Records excerpted from a collection
========================================================================

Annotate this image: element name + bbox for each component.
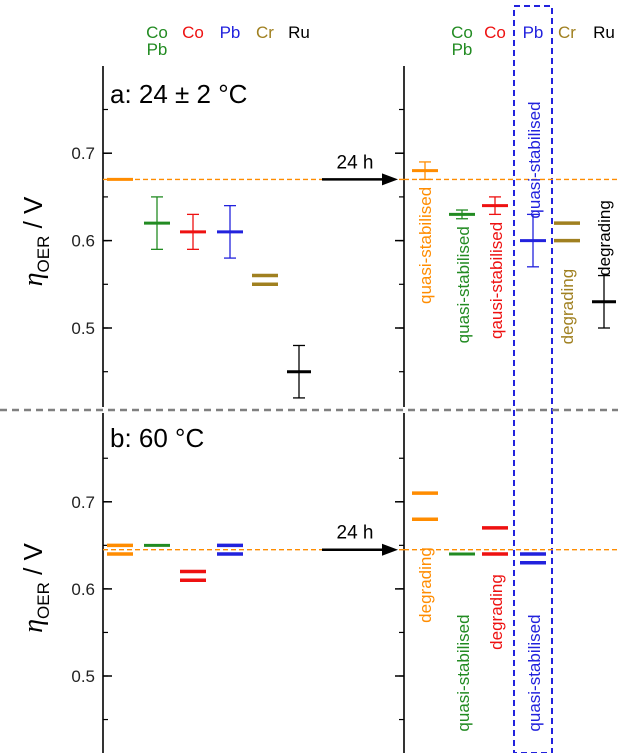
panel-b-arrow-label: 24 h (337, 523, 374, 544)
panel-a-arrow-head (382, 173, 398, 186)
panel-b-tick-label: 0.7 (71, 493, 95, 512)
panel-a-tick-label: 0.6 (71, 232, 95, 251)
panel-a-annotation-ni: quasi-stabilised (416, 187, 435, 304)
panel-a-y-axis-label: ηOER / V (18, 196, 53, 286)
header-right-ru: Ru (593, 23, 615, 42)
panel-a-annotation-copb: quasi-stabilised (454, 226, 473, 343)
panel-b-tick-label: 0.6 (71, 580, 95, 599)
header-left-ru: Ru (288, 23, 310, 42)
header-right-co: Co (484, 23, 506, 42)
panel-a-annotation-ru: degrading (595, 200, 614, 276)
panel-a-tick-label: 0.7 (71, 144, 95, 163)
axes (0, 5, 618, 753)
header-right-co: Co (451, 23, 473, 42)
panel-b-annotation-pb: quasi-stabilised (525, 614, 544, 731)
panel-b: b: 60 °C 0.5 0.6 0.7 ηOER / V 24 h degrading q… (18, 413, 618, 753)
panel-a-annotation-pb: quasi-stabilised (525, 101, 544, 218)
panel-a-annotation-co: qausi-stabilised (487, 222, 506, 339)
panel-b-annotation-copb: quasi-stabilised (454, 614, 473, 731)
pb-highlight-box (513, 5, 553, 753)
panel-b-arrow-head (382, 543, 398, 556)
panel-b-y-axis-label: ηOER / V (18, 542, 53, 632)
panel-a: a: 24 ± 2 °C 0.5 0.6 0.7 ηOER / V 24 h quasi-… (18, 66, 618, 407)
header-right-pb: Pb (523, 23, 544, 42)
panel-a-tick-label: 0.5 (71, 319, 95, 338)
header-left-pb: Pb (220, 23, 241, 42)
panel-a-arrow-label: 24 h (337, 152, 374, 173)
panel-a-annotation-cr: degrading (558, 269, 577, 345)
panel-a-label: a: 24 ± 2 °C (110, 79, 247, 109)
panel-b-label: b: 60 °C (110, 423, 204, 453)
panel-b-annotation-ni: degrading (416, 547, 435, 623)
header-left-co: Co (146, 23, 168, 42)
header-left-pb: Pb (147, 40, 168, 59)
panel-b-tick-label: 0.5 (71, 667, 95, 686)
header-right-cr: Cr (558, 23, 576, 42)
header-left-co: Co (182, 23, 204, 42)
header-left-cr: Cr (256, 23, 274, 42)
panel-b-annotation-co: degrading (487, 574, 506, 650)
header-right-pb: Pb (452, 40, 473, 59)
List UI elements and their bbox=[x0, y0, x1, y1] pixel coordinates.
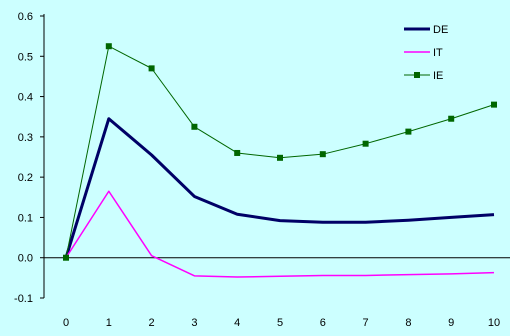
x-tick-label: 3 bbox=[191, 317, 197, 329]
y-tick-label: 0.3 bbox=[18, 132, 33, 144]
y-axis-ticks: 0.6 0.5 0.4 0.3 0.2 0.1 0.0 -0.1 bbox=[14, 11, 44, 305]
y-tick-label: 0.0 bbox=[18, 253, 33, 265]
series-line-de bbox=[64, 117, 495, 259]
y-tick-label: 0.5 bbox=[18, 51, 33, 63]
legend-label-ie: IE bbox=[433, 70, 443, 82]
legend: DE IT IE bbox=[404, 24, 448, 82]
data-point-ie bbox=[63, 254, 69, 261]
x-tick-label: 2 bbox=[149, 317, 155, 329]
data-point-ie bbox=[319, 151, 326, 158]
data-point-ie bbox=[234, 149, 241, 156]
y-tick-label: 0.1 bbox=[18, 212, 33, 224]
y-tick-label: 0.6 bbox=[18, 11, 33, 23]
y-tick-label: 0.2 bbox=[18, 172, 33, 184]
x-tick-label: 7 bbox=[363, 317, 369, 329]
data-point-ie bbox=[148, 65, 155, 72]
x-tick-label: 6 bbox=[320, 317, 326, 329]
data-point-ie bbox=[277, 154, 283, 161]
x-tick-label: 4 bbox=[234, 317, 240, 329]
series-line-it bbox=[65, 190, 495, 278]
x-axis-ticks: 0 1 2 3 4 5 6 7 8 9 10 bbox=[63, 317, 500, 329]
legend-marker-ie bbox=[414, 72, 420, 78]
data-point-ie bbox=[405, 128, 412, 135]
data-point-ie bbox=[491, 101, 497, 108]
x-tick-label: 5 bbox=[277, 317, 283, 329]
x-tick-label: 0 bbox=[63, 317, 69, 329]
data-point-ie bbox=[362, 140, 369, 147]
data-point-ie bbox=[105, 43, 112, 50]
x-tick-label: 10 bbox=[488, 317, 500, 329]
y-tick-label: -0.1 bbox=[14, 293, 33, 305]
x-tick-label: 8 bbox=[405, 317, 411, 329]
data-point-ie bbox=[448, 115, 455, 122]
series-group bbox=[63, 43, 497, 278]
x-tick-label: 1 bbox=[106, 317, 112, 329]
data-point-ie bbox=[191, 123, 198, 130]
legend-label-de: DE bbox=[433, 24, 448, 36]
legend-label-it: IT bbox=[433, 47, 443, 59]
y-tick-label: 0.4 bbox=[18, 92, 33, 104]
x-tick-label: 9 bbox=[448, 317, 454, 329]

========================================================================

**EXERCISE PROMPT:**
Repeat all the entries above word for word, omitting the pictures from your answer.

**ANSWER TO THIS TASK:**
Annotate this image: element name + bbox for each component.
panel-b-arrow-label: 24 h (337, 523, 374, 544)
panel-a-arrow-head (382, 173, 398, 186)
panel-b-tick-label: 0.7 (71, 493, 95, 512)
panel-a-tick-label: 0.6 (71, 232, 95, 251)
panel-a-annotation-ni: quasi-stabilised (416, 187, 435, 304)
panel-a-y-axis-label: ηOER / V (18, 196, 53, 286)
header-right-ru: Ru (593, 23, 615, 42)
panel-a-annotation-copb: quasi-stabilised (454, 226, 473, 343)
panel-b-tick-label: 0.6 (71, 580, 95, 599)
header-left-ru: Ru (288, 23, 310, 42)
header-right-co: Co (484, 23, 506, 42)
panel-a-annotation-ru: degrading (595, 200, 614, 276)
panel-a-tick-label: 0.7 (71, 144, 95, 163)
axes (0, 5, 618, 753)
header-right-co: Co (451, 23, 473, 42)
panel-b-annotation-pb: quasi-stabilised (525, 614, 544, 731)
panel-b: b: 60 °C 0.5 0.6 0.7 ηOER / V 24 h degrading q… (18, 413, 618, 753)
panel-a-annotation-pb: quasi-stabilised (525, 101, 544, 218)
panel-a-annotation-co: qausi-stabilised (487, 222, 506, 339)
panel-b-annotation-copb: quasi-stabilised (454, 614, 473, 731)
pb-highlight-box (513, 5, 553, 753)
panel-b-arrow-head (382, 543, 398, 556)
panel-b-y-axis-label: ηOER / V (18, 542, 53, 632)
panel-a: a: 24 ± 2 °C 0.5 0.6 0.7 ηOER / V 24 h quasi-… (18, 66, 618, 407)
header-right-pb: Pb (523, 23, 544, 42)
panel-a-tick-label: 0.5 (71, 319, 95, 338)
header-left-pb: Pb (220, 23, 241, 42)
panel-a-arrow-label: 24 h (337, 152, 374, 173)
panel-a-annotation-cr: degrading (558, 269, 577, 345)
panel-a-label: a: 24 ± 2 °C (110, 79, 247, 109)
panel-b-label: b: 60 °C (110, 423, 204, 453)
panel-b-annotation-ni: degrading (416, 547, 435, 623)
header-left-co: Co (146, 23, 168, 42)
header-left-pb: Pb (147, 40, 168, 59)
panel-b-tick-label: 0.5 (71, 667, 95, 686)
header-right-cr: Cr (558, 23, 576, 42)
header-left-co: Co (182, 23, 204, 42)
header-left-cr: Cr (256, 23, 274, 42)
panel-b-annotation-co: degrading (487, 574, 506, 650)
header-right-pb: Pb (452, 40, 473, 59)
List UI elements and their bbox=[x0, y0, x1, y1] pixel coordinates.
x-tick-label: 3 bbox=[191, 317, 197, 329]
y-tick-label: 0.3 bbox=[18, 132, 33, 144]
y-axis-ticks: 0.6 0.5 0.4 0.3 0.2 0.1 0.0 -0.1 bbox=[14, 11, 44, 305]
y-tick-label: 0.0 bbox=[18, 253, 33, 265]
series-line-de bbox=[64, 117, 495, 259]
y-tick-label: 0.5 bbox=[18, 51, 33, 63]
legend-label-ie: IE bbox=[433, 70, 443, 82]
legend: DE IT IE bbox=[404, 24, 448, 82]
data-point-ie bbox=[63, 254, 69, 261]
x-tick-label: 2 bbox=[149, 317, 155, 329]
data-point-ie bbox=[319, 151, 326, 158]
data-point-ie bbox=[234, 149, 241, 156]
y-tick-label: 0.1 bbox=[18, 212, 33, 224]
y-tick-label: 0.6 bbox=[18, 11, 33, 23]
y-tick-label: 0.2 bbox=[18, 172, 33, 184]
x-tick-label: 7 bbox=[363, 317, 369, 329]
data-point-ie bbox=[148, 65, 155, 72]
x-tick-label: 6 bbox=[320, 317, 326, 329]
data-point-ie bbox=[277, 154, 283, 161]
x-tick-label: 4 bbox=[234, 317, 240, 329]
series-line-it bbox=[65, 190, 495, 278]
x-axis-ticks: 0 1 2 3 4 5 6 7 8 9 10 bbox=[63, 317, 500, 329]
legend-marker-ie bbox=[414, 72, 420, 78]
data-point-ie bbox=[405, 128, 412, 135]
data-point-ie bbox=[491, 101, 497, 108]
x-tick-label: 5 bbox=[277, 317, 283, 329]
x-tick-label: 0 bbox=[63, 317, 69, 329]
data-point-ie bbox=[362, 140, 369, 147]
data-point-ie bbox=[105, 43, 112, 50]
x-tick-label: 10 bbox=[488, 317, 500, 329]
y-tick-label: -0.1 bbox=[14, 293, 33, 305]
x-tick-label: 8 bbox=[405, 317, 411, 329]
data-point-ie bbox=[448, 115, 455, 122]
series-group bbox=[63, 43, 497, 278]
x-tick-label: 1 bbox=[106, 317, 112, 329]
data-point-ie bbox=[191, 123, 198, 130]
legend-label-de: DE bbox=[433, 24, 448, 36]
legend-label-it: IT bbox=[433, 47, 443, 59]
y-tick-label: 0.4 bbox=[18, 92, 33, 104]
x-tick-label: 9 bbox=[448, 317, 454, 329]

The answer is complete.